Entries taken from a collection
— START —

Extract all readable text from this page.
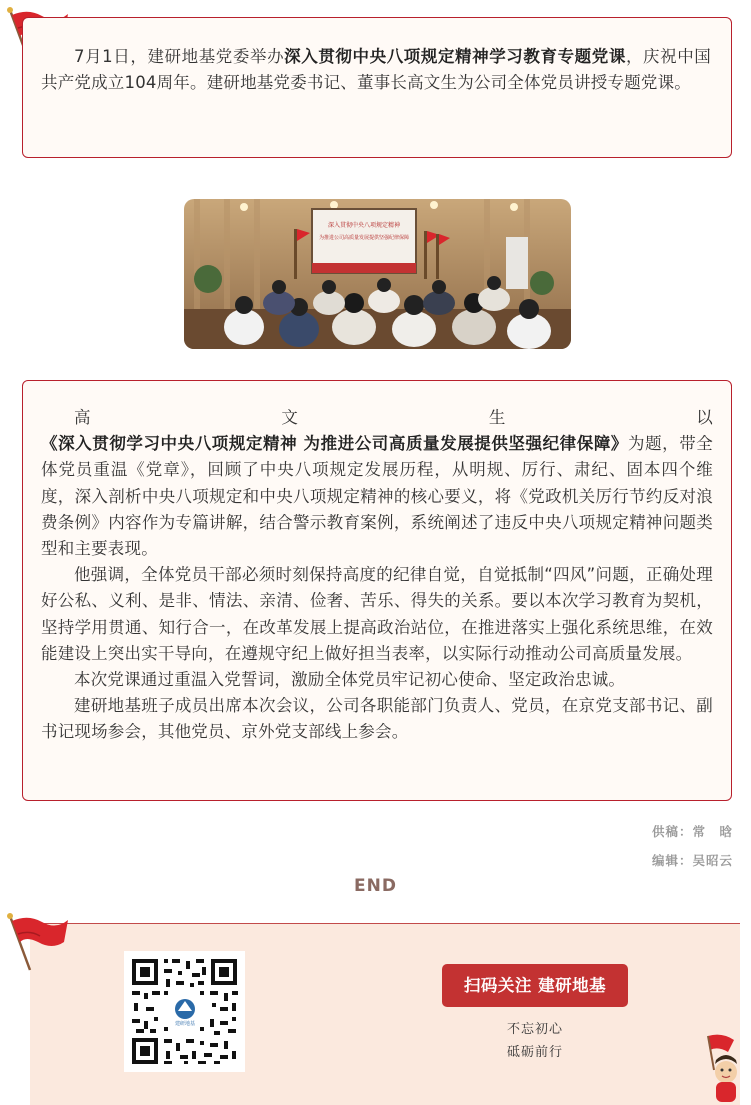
7月1日，建研地基党委举办深入贯彻中央八项规定精神学习教育专题党课，庆祝中国共产党成立104周年。建研地基党委书记、董事长高文生为公司全体党员讲授专题党课。

深入贯彻中央八项规定精神
为推进公司高质量发展提供坚强纪律保障

高文生以《深入贯彻学习中央八项规定精神 为推进公司高质量发展提供坚强纪律保障》为题，带全体党员重温《党章》，回顾了中央八项规定发展历程，从明规、厉行、肃纪、固本四个维度，深入剖析中央八项规定和中央八项规定精神的核心要义，将《党政机关厉行节约反对浪费条例》内容作为专篇讲解，结合警示教育案例，系统阐述了违反中央八项规定精神问题类型和主要表现。

他强调，全体党员干部必须时刻保持高度的纪律自觉，自觉抵制“四风”问题，正确处理好公私、义利、是非、情法、亲清、俭奢、苦乐、得失的关系。要以本次学习教育为契机，坚持学用贯通、知行合一，在改革发展上提高政治站位，在推进落实上强化系统思维，在效能建设上突出实干导向，在遵规守纪上做好担当表率，以实际行动推动公司高质量发展。

本次党课通过重温入党誓词，激励全体党员牢记初心使命、坚定政治忠诚。

建研地基班子成员出席本次会议，公司各职能部门负责人、党员，在京党支部书记、副书记现场参会，其他党员、京外党支部线上参会。

供稿：常　晗
编辑：吴昭云
END
建研地基
扫码关注 建研地基
不忘初心
砥砺前行
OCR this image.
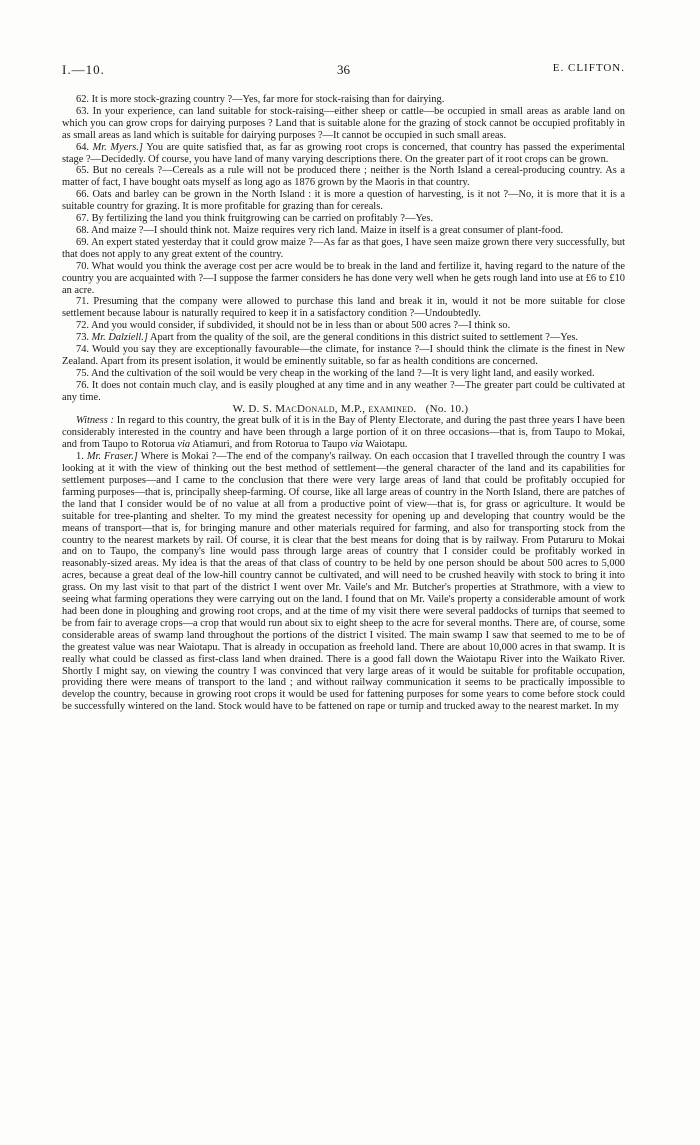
I.—10.	36	E. CLIFTON.

62. It is more stock-grazing country ?—Yes, far more for stock-raising than for dairying.

63. In your experience, can land suitable for stock-raising—either sheep or cattle—be occupied in small areas as arable land on which you can grow crops for dairying purposes ? Land that is suitable alone for the grazing of stock cannot be occupied profitably in as small areas as land which is suitable for dairying purposes ?—It cannot be occupied in such small areas.

64. Mr. Myers.] You are quite satisfied that, as far as growing root crops is concerned, that country has passed the experimental stage ?—Decidedly. Of course, you have land of many varying descriptions there. On the greater part of it root crops can be grown.

65. But no cereals ?—Cereals as a rule will not be produced there ; neither is the North Island a cereal-producing country. As a matter of fact, I have bought oats myself as long ago as 1876 grown by the Maoris in that country.

66. Oats and barley can be grown in the North Island : it is more a question of harvesting, is it not ?—No, it is more that it is a suitable country for grazing. It is more profitable for grazing than for cereals.

67. By fertilizing the land you think fruitgrowing can be carried on profitably ?—Yes.

68. And maize ?—I should think not. Maize requires very rich land. Maize in itself is a great consumer of plant-food.

69. An expert stated yesterday that it could grow maize ?—As far as that goes, I have seen maize grown there very successfully, but that does not apply to any great extent of the country.

70. What would you think the average cost per acre would be to break in the land and fertilize it, having regard to the nature of the country you are acquainted with ?—I suppose the farmer considers he has done very well when he gets rough land into use at £6 to £10 an acre.

71. Presuming that the company were allowed to purchase this land and break it in, would it not be more suitable for close settlement because labour is naturally required to keep it in a satisfactory condition ?—Undoubtedly.

72. And you would consider, if subdivided, it should not be in less than or about 500 acres ?—I think so.

73. Mr. Dalziell.] Apart from the quality of the soil, are the general conditions in this district suited to settlement ?—Yes.

74. Would you say they are exceptionally favourable—the climate, for instance ?—I should think the climate is the finest in New Zealand. Apart from its present isolation, it would be eminently suitable, so far as health conditions are concerned.

75. And the cultivation of the soil would be very cheap in the working of the land ?—It is very light land, and easily worked.

76. It does not contain much clay, and is easily ploughed at any time and in any weather ?—The greater part could be cultivated at any time.

W. D. S. MacDonald, M.P., examined. (No. 10.)

Witness : In regard to this country, the great bulk of it is in the Bay of Plenty Electorate, and during the past three years I have been considerably interested in the country and have been through a large portion of it on three occasions—that is, from Taupo to Mokai, and from Taupo to Rotorua via Atiamuri, and from Rotorua to Taupo via Waiotapu.

1. Mr. Fraser.] Where is Mokai ?—The end of the company's railway. On each occasion that I travelled through the country I was looking at it with the view of thinking out the best method of settlement—the general character of the land and its capabilities for settlement purposes—and I came to the conclusion that there were very large areas of land that could be profitably occupied for farming purposes—that is, principally sheep-farming. Of course, like all large areas of country in the North Island, there are patches of the land that I consider would be of no value at all from a productive point of view—that is, for grass or agriculture. It would be suitable for tree-planting and shelter. To my mind the greatest necessity for opening up and developing that country would be the means of transport—that is, for bringing manure and other materials required for farming, and also for transporting stock from the country to the nearest markets by rail. Of course, it is clear that the best means for doing that is by railway. From Putaruru to Mokai and on to Taupo, the company's line would pass through large areas of country that I consider could be profitably worked in reasonably-sized areas. My idea is that the areas of that class of country to be held by one person should be about 500 acres to 5,000 acres, because a great deal of the low-hill country cannot be cultivated, and will need to be crushed heavily with stock to bring it into grass. On my last visit to that part of the district I went over Mr. Vaile's and Mr. Butcher's properties at Strathmore, with a view to seeing what farming operations they were carrying out on the land. I found that on Mr. Vaile's property a considerable amount of work had been done in ploughing and growing root crops, and at the time of my visit there were several paddocks of turnips that seemed to be from fair to average crops—a crop that would run about six to eight sheep to the acre for several months. There are, of course, some considerable areas of swamp land throughout the portions of the district I visited. The main swamp I saw that seemed to me to be of the greatest value was near Waiotapu. That is already in occupation as freehold land. There are about 10,000 acres in that swamp. It is really what could be classed as first-class land when drained. There is a good fall down the Waiotapu River into the Waikato River. Shortly I might say, on viewing the country I was convinced that very large areas of it would be suitable for profitable occupation, providing there were means of transport to the land ; and without railway communication it seems to be practically impossible to develop the country, because in growing root crops it would be used for fattening purposes for some years to come before stock could be successfully wintered on the land. Stock would have to be fattened on rape or turnip and trucked away to the nearest market. In my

— END —

REQUIRED TASK
All of the data needs repeating exactly, but the pictures do not.

EXPECTED ANSWER
Extract all readable text from this page.
7月1日，建研地基党委举办深入贯彻中央八项规定精神学习教育专题党课，庆祝中国共产党成立104周年。建研地基党委书记、董事长高文生为公司全体党员讲授专题党课。

深入贯彻中央八项规定精神
为推进公司高质量发展提供坚强纪律保障

高文生以《深入贯彻学习中央八项规定精神 为推进公司高质量发展提供坚强纪律保障》为题，带全体党员重温《党章》，回顾了中央八项规定发展历程，从明规、厉行、肃纪、固本四个维度，深入剖析中央八项规定和中央八项规定精神的核心要义，将《党政机关厉行节约反对浪费条例》内容作为专篇讲解，结合警示教育案例，系统阐述了违反中央八项规定精神问题类型和主要表现。

他强调，全体党员干部必须时刻保持高度的纪律自觉，自觉抵制“四风”问题，正确处理好公私、义利、是非、情法、亲清、俭奢、苦乐、得失的关系。要以本次学习教育为契机，坚持学用贯通、知行合一，在改革发展上提高政治站位，在推进落实上强化系统思维，在效能建设上突出实干导向，在遵规守纪上做好担当表率，以实际行动推动公司高质量发展。

本次党课通过重温入党誓词，激励全体党员牢记初心使命、坚定政治忠诚。

建研地基班子成员出席本次会议，公司各职能部门负责人、党员，在京党支部书记、副书记现场参会，其他党员、京外党支部线上参会。

供稿：常　晗
编辑：吴昭云
END
建研地基
扫码关注 建研地基
不忘初心
砥砺前行
OCR this image.
I.—10.	36	E. CLIFTON.

62. It is more stock-grazing country ?—Yes, far more for stock-raising than for dairying.

63. In your experience, can land suitable for stock-raising—either sheep or cattle—be occupied in small areas as arable land on which you can grow crops for dairying purposes ? Land that is suitable alone for the grazing of stock cannot be occupied profitably in as small areas as land which is suitable for dairying purposes ?—It cannot be occupied in such small areas.

64. Mr. Myers.] You are quite satisfied that, as far as growing root crops is concerned, that country has passed the experimental stage ?—Decidedly. Of course, you have land of many varying descriptions there. On the greater part of it root crops can be grown.

65. But no cereals ?—Cereals as a rule will not be produced there ; neither is the North Island a cereal-producing country. As a matter of fact, I have bought oats myself as long ago as 1876 grown by the Maoris in that country.

66. Oats and barley can be grown in the North Island : it is more a question of harvesting, is it not ?—No, it is more that it is a suitable country for grazing. It is more profitable for grazing than for cereals.

67. By fertilizing the land you think fruitgrowing can be carried on profitably ?—Yes.

68. And maize ?—I should think not. Maize requires very rich land. Maize in itself is a great consumer of plant-food.

69. An expert stated yesterday that it could grow maize ?—As far as that goes, I have seen maize grown there very successfully, but that does not apply to any great extent of the country.

70. What would you think the average cost per acre would be to break in the land and fertilize it, having regard to the nature of the country you are acquainted with ?—I suppose the farmer considers he has done very well when he gets rough land into use at £6 to £10 an acre.

71. Presuming that the company were allowed to purchase this land and break it in, would it not be more suitable for close settlement because labour is naturally required to keep it in a satisfactory condition ?—Undoubtedly.

72. And you would consider, if subdivided, it should not be in less than or about 500 acres ?—I think so.

73. Mr. Dalziell.] Apart from the quality of the soil, are the general conditions in this district suited to settlement ?—Yes.

74. Would you say they are exceptionally favourable—the climate, for instance ?—I should think the climate is the finest in New Zealand. Apart from its present isolation, it would be eminently suitable, so far as health conditions are concerned.

75. And the cultivation of the soil would be very cheap in the working of the land ?—It is very light land, and easily worked.

76. It does not contain much clay, and is easily ploughed at any time and in any weather ?—The greater part could be cultivated at any time.

W. D. S. MacDonald, M.P., examined. (No. 10.)

Witness : In regard to this country, the great bulk of it is in the Bay of Plenty Electorate, and during the past three years I have been considerably interested in the country and have been through a large portion of it on three occasions—that is, from Taupo to Mokai, and from Taupo to Rotorua via Atiamuri, and from Rotorua to Taupo via Waiotapu.

1. Mr. Fraser.] Where is Mokai ?—The end of the company's railway. On each occasion that I travelled through the country I was looking at it with the view of thinking out the best method of settlement—the general character of the land and its capabilities for settlement purposes—and I came to the conclusion that there were very large areas of land that could be profitably occupied for farming purposes—that is, principally sheep-farming. Of course, like all large areas of country in the North Island, there are patches of the land that I consider would be of no value at all from a productive point of view—that is, for grass or agriculture. It would be suitable for tree-planting and shelter. To my mind the greatest necessity for opening up and developing that country would be the means of transport—that is, for bringing manure and other materials required for farming, and also for transporting stock from the country to the nearest markets by rail. Of course, it is clear that the best means for doing that is by railway. From Putaruru to Mokai and on to Taupo, the company's line would pass through large areas of country that I consider could be profitably worked in reasonably-sized areas. My idea is that the areas of that class of country to be held by one person should be about 500 acres to 5,000 acres, because a great deal of the low-hill country cannot be cultivated, and will need to be crushed heavily with stock to bring it into grass. On my last visit to that part of the district I went over Mr. Vaile's and Mr. Butcher's properties at Strathmore, with a view to seeing what farming operations they were carrying out on the land. I found that on Mr. Vaile's property a considerable amount of work had been done in ploughing and growing root crops, and at the time of my visit there were several paddocks of turnips that seemed to be from fair to average crops—a crop that would run about six to eight sheep to the acre for several months. There are, of course, some considerable areas of swamp land throughout the portions of the district I visited. The main swamp I saw that seemed to me to be of the greatest value was near Waiotapu. That is already in occupation as freehold land. There are about 10,000 acres in that swamp. It is really what could be classed as first-class land when drained. There is a good fall down the Waiotapu River into the Waikato River. Shortly I might say, on viewing the country I was convinced that very large areas of it would be suitable for profitable occupation, providing there were means of transport to the land ; and without railway communication it seems to be practically impossible to develop the country, because in growing root crops it would be used for fattening purposes for some years to come before stock could be successfully wintered on the land. Stock would have to be fattened on rape or turnip and trucked away to the nearest market. In my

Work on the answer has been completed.